TASK INPUT:
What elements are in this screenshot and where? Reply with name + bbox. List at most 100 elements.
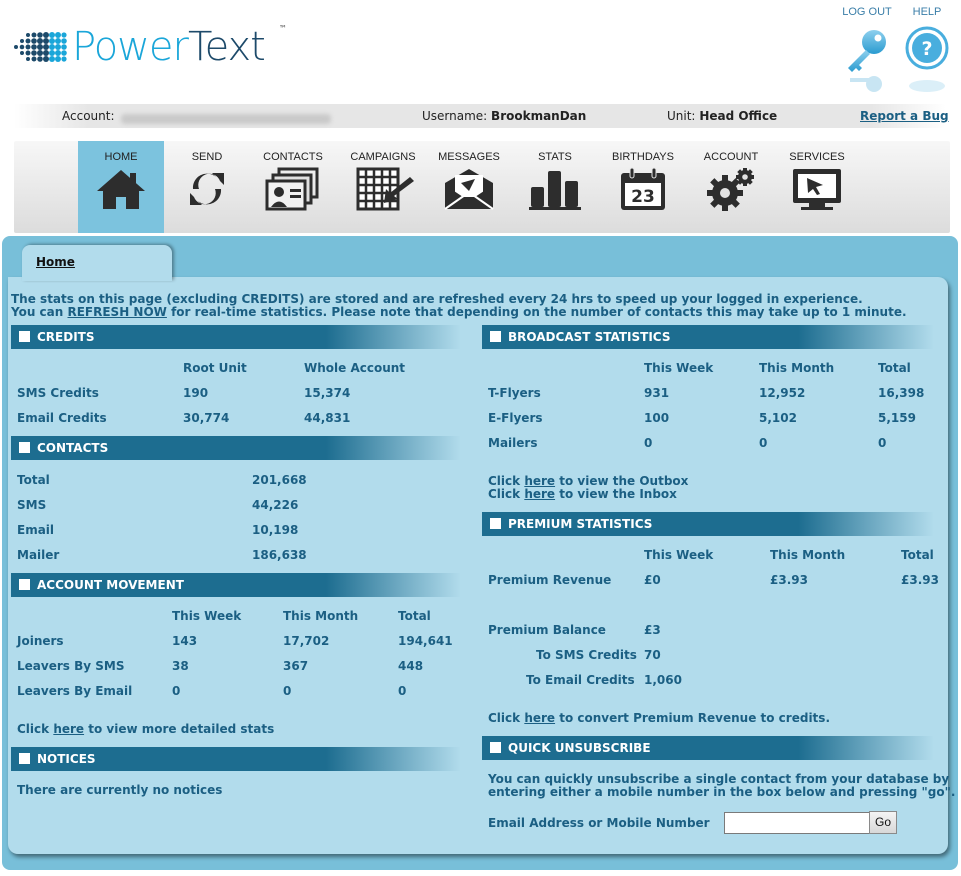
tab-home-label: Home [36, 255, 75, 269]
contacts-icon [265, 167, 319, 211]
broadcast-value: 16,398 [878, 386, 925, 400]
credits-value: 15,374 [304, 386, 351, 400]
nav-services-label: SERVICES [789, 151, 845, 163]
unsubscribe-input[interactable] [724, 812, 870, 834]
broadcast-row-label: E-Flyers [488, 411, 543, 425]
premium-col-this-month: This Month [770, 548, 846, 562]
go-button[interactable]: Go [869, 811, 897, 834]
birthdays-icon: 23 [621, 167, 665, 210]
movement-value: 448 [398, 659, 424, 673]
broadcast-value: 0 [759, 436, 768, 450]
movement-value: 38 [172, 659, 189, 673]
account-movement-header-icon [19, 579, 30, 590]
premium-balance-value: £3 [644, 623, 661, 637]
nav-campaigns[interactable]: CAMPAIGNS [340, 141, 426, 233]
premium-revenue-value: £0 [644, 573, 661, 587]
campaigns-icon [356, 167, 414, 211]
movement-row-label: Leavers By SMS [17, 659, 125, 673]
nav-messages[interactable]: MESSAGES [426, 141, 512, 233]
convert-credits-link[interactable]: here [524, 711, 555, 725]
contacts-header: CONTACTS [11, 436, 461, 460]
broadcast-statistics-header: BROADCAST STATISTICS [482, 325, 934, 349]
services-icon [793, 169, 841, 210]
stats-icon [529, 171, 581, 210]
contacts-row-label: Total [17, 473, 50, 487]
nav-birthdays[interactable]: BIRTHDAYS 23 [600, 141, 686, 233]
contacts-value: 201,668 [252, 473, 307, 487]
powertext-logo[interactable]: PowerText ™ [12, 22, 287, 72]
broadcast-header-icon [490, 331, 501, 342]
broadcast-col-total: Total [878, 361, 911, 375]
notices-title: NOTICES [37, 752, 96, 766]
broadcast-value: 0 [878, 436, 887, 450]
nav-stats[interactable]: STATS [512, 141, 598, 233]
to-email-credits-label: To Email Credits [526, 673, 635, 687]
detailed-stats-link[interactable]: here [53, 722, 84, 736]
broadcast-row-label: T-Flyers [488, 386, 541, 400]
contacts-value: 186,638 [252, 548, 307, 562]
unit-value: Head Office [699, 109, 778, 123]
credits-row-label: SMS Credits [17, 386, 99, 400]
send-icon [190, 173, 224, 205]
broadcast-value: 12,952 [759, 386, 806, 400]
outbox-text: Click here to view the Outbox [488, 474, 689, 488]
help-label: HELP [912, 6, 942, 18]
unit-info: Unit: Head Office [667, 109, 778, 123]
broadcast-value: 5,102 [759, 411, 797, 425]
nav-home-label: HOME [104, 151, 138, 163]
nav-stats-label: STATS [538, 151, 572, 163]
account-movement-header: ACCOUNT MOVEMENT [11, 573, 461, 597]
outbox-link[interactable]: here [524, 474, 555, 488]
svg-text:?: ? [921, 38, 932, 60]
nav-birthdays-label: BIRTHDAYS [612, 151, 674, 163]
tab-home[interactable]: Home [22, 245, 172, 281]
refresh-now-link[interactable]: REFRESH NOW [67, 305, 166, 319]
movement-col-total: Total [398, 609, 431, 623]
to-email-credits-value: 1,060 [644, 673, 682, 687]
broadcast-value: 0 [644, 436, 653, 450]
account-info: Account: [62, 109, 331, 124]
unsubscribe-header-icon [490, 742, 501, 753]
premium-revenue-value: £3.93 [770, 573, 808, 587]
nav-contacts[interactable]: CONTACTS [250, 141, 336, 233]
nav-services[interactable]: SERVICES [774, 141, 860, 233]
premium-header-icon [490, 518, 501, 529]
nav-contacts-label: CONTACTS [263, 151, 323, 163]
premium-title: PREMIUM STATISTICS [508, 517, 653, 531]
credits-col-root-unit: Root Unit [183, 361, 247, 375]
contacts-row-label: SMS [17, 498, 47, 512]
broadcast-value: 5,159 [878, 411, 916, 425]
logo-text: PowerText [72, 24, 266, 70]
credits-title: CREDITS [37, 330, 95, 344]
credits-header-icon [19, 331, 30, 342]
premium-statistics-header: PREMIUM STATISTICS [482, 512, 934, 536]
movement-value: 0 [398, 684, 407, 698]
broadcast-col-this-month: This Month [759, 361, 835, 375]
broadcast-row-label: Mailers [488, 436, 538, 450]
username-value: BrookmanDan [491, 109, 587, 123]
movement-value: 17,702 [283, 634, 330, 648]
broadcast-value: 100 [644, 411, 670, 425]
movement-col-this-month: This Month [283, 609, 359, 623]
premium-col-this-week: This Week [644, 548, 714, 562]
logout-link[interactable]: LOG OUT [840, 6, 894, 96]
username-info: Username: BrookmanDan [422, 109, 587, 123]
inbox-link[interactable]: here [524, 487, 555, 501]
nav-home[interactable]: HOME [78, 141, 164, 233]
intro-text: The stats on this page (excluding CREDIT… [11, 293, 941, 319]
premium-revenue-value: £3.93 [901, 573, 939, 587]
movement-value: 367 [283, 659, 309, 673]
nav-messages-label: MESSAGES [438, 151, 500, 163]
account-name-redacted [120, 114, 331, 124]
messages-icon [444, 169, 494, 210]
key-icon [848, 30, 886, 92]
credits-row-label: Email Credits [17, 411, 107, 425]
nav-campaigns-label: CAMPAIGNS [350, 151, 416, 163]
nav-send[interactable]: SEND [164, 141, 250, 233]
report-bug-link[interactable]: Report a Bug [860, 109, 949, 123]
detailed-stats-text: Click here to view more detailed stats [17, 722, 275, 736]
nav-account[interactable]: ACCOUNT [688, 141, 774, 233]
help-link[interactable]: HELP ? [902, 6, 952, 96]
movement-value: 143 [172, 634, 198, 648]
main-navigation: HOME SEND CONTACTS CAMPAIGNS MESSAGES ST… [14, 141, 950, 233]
==
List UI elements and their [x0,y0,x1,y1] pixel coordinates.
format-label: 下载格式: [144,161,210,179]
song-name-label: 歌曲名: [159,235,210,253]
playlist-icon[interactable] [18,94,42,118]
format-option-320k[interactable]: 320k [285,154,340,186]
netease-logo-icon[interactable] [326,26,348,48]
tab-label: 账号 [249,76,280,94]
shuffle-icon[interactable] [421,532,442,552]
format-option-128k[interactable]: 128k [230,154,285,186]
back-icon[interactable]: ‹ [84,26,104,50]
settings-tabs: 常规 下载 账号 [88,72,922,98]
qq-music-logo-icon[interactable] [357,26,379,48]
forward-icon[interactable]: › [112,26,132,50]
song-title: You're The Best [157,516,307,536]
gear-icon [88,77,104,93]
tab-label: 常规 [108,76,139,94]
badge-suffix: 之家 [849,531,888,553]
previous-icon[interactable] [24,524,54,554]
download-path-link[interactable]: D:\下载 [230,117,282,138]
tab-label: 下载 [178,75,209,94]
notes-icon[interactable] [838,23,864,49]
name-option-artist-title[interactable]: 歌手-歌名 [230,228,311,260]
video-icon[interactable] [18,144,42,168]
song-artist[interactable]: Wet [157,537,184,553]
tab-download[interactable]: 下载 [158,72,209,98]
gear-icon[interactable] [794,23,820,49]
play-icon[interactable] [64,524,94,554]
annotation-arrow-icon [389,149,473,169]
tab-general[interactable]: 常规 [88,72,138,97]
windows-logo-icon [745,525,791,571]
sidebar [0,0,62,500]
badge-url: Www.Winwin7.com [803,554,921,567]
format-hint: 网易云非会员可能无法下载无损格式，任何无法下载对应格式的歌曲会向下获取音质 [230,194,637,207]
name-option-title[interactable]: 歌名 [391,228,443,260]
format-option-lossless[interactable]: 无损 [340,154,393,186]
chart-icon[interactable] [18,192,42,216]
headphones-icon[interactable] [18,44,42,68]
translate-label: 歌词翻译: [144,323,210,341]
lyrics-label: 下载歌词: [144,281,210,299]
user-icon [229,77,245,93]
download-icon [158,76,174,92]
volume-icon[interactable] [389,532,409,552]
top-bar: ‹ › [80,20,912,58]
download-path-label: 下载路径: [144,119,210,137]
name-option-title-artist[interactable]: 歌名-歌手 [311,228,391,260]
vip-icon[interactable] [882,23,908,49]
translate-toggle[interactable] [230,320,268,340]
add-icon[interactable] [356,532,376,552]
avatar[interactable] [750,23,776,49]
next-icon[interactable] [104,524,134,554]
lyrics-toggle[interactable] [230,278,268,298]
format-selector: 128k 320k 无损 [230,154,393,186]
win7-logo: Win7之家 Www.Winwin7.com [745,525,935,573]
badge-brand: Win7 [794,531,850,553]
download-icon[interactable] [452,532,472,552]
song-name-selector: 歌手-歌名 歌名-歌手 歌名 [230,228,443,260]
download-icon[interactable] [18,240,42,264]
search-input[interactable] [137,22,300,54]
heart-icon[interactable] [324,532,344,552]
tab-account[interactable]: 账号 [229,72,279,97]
==
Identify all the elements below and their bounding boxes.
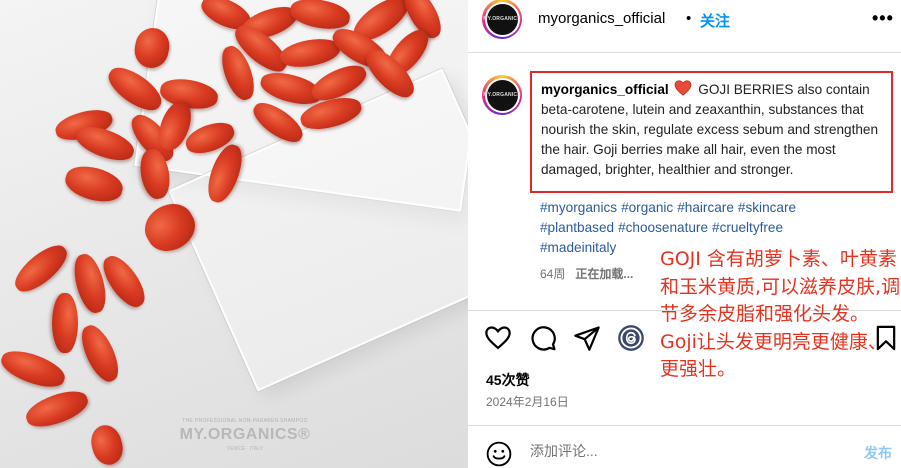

WORK INSTRUCTIONS: In the part that opens with the line containing "What elements are" and closes with the line containing "broadcast-row-label: T-Flyers [488, 386, 541, 400]", substitute "broadcast-count" for "broadcast-value" and reproduce those lines with nothing else altered. Omit the pictures from your answer.

CORRECT RESULT:
What elements are in this screenshot and where? Reply with name + bbox. List at most 100 elements.
tab-home-label: Home [36, 255, 75, 269]
contacts-icon [265, 167, 319, 211]
broadcast-count: 16,398 [878, 386, 925, 400]
credits-value: 15,374 [304, 386, 351, 400]
nav-services-label: SERVICES [789, 151, 845, 163]
unsubscribe-input[interactable] [724, 812, 870, 834]
broadcast-row-label: E-Flyers [488, 411, 543, 425]
premium-col-this-month: This Month [770, 548, 846, 562]
go-button[interactable]: Go [869, 811, 897, 834]
birthdays-icon: 23 [621, 167, 665, 210]
movement-value: 448 [398, 659, 424, 673]
broadcast-count: 0 [759, 436, 768, 450]
movement-value: 38 [172, 659, 189, 673]
account-movement-header-icon [19, 579, 30, 590]
premium-balance-value: £3 [644, 623, 661, 637]
nav-campaigns[interactable]: CAMPAIGNS [340, 141, 426, 233]
premium-revenue-value: £0 [644, 573, 661, 587]
campaigns-icon [356, 167, 414, 211]
movement-row-label: Leavers By SMS [17, 659, 125, 673]
nav-messages[interactable]: MESSAGES [426, 141, 512, 233]
convert-credits-link[interactable]: here [524, 711, 555, 725]
contacts-header: CONTACTS [11, 436, 461, 460]
broadcast-statistics-header: BROADCAST STATISTICS [482, 325, 934, 349]
services-icon [793, 169, 841, 210]
stats-icon [529, 171, 581, 210]
contacts-row-label: Total [17, 473, 50, 487]
nav-birthdays[interactable]: BIRTHDAYS 23 [600, 141, 686, 233]
contacts-value: 201,668 [252, 473, 307, 487]
powertext-logo[interactable]: PowerText ™ [12, 22, 287, 72]
broadcast-header-icon [490, 331, 501, 342]
broadcast-col-total: Total [878, 361, 911, 375]
notices-title: NOTICES [37, 752, 96, 766]
broadcast-count: 0 [878, 436, 887, 450]
nav-stats[interactable]: STATS [512, 141, 598, 233]
to-email-credits-label: To Email Credits [526, 673, 635, 687]
detailed-stats-link[interactable]: here [53, 722, 84, 736]
broadcast-row-label: T-Flyers [488, 386, 541, 400]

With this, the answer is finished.